## [Seu objetivo]
Dê continuidade à matéria sobre a vida de Fernanda e Marcela na kombihome, começando logo após o último parágrafo apresentado.

Em relacionamentos anteriores, a turismóloga conta que sempre teve a ideia da kombihome questionada e nunca foi encorajada a realizar o sonho. Mas, pouco antes da pandemia de Covid-19, ela conheceu Marcela, que topou a aventura.
“Nós vivemos a vida inteira questionando esse sistema de trabalho, carteira assinada, competitividade… Quando nos encontramos, vimos que tínhamos a mesma visão. Nós duas temos duas carteiras de trabalho, de tanto que trocávamos de emprego. Às vezes a família falava que a gente ‘não quer nada com a vida’, mas não é isso. Amamos trabalhar, mas só achamos que podemos viver a vida, conhecer lugares, aproveitar mais as coisas depois de sair desse sistema”, conta.
Foi a pandemia que encorajou o casal a colocar o sonho da kombihome em prática. O projeto de um evento que Fernanda estava planejando caiu por terra com as medidas de isolamento impostas, e a frustração a impulsionou a realizar o desejo.
Em novembro de 2020, as duas chegaram até Maragogi, no litoral alagoano, e o plano era continuar percorrendo o Nordeste brasileiro e também conhecer o Norte. Mas com a alta de casos de Covid-19 no início deste ano, elas decidiram abortar a missão depois de três meses e voltar para BH para esperar a vacina.
Casal chegou a passar temporada no Nordeste, mas voltou por causa da pandemia (Marcela Ribeiro)
Já com as duas doses do imunizante e com a diminuição da incidência de casos da doença no país, Fernanda e Marcela resolveram voltar à kombihome. Desta vez, elas deixam BH rumo a São Francisco do Sul, em Santa Catarina, para a turismóloga resolver algumas questões pessoais.
“Estamos indo aos poucos, conhecendo as pessoas, descobrindo lugares novos. Ainda queremos voltar para o Nordeste, porque paramos pela metade, mas ainda tem tempo. Não temos planos de parar, só queremos seguir e viver assim, aprimorando a kombi aos poucos”, relata.
Kombi hoje conta com fogão, pia e reservatório de água (Marcela Ribeiro)
O casal costuma ficar pelo menos duas semanas em cada cidade escolhida como parada. Elas contam com trabalhos pontuais em estabelecimentos de cada local, além da ajuda de quem se dispuser a colaborar com o pagamento das despesas ou com lugares para tomar banho, por exemplo.

(Itens listados em um conjunto de dados)
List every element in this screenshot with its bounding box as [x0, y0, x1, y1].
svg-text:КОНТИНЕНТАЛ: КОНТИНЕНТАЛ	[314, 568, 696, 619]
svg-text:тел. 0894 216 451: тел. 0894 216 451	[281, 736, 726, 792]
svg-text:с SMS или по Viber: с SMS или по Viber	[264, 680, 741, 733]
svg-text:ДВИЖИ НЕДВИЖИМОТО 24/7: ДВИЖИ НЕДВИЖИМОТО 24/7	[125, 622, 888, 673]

## [Resposta da tarefa]
“Com o combustível no preço que está, não dá para ir tão rápido, temos que ficar mais tempo em cada cidade. Mas só conhecemos gente boa, não tivemos nenhum problema com segurança, sempre nos cuidamos para garantir isso. Em algumas cidades, podemos não ser tão bem recebidas, mas o motorhome ainda é muito novo no Brasil e muita gente ainda não está acostumada”, pontua.
Com o dinheiro da venda do artesanato, além dos trabalhos pontuais nas cidades e de “freelas” de fotografia que Marcela consegue, o casal sustenta um estilo de vida simples e minimalista. O foco é pagar pelo combustível e pela manutenção da kombi e, aos poucos, ir aprimorando o veículo para conseguir mais conforto.
“Comemos comidas muito simples, não compramos roupa, só fazemos passeios turísticos pelas cidades quando sobra algum dinheiro. Mas vivemos tranquilas na mente. Não vamos romantizar, sempre tem desafios, mas amamos essa vida”, explica.
Hoje, a Pagu conta com um fogão e um botijão de gás, uma pia e um pequeno reservatório de água. O plano do casal é investir em uma placa de energia solar na kombihome, para depois também instalar um frigobar no veículo.
“Não temos pretensão de construir algo muito chique. Queremos ter um lugar bom para viver e trabalhar. Muitos chamam de loucura, a gente chama de vida”, finaliza Fernanda.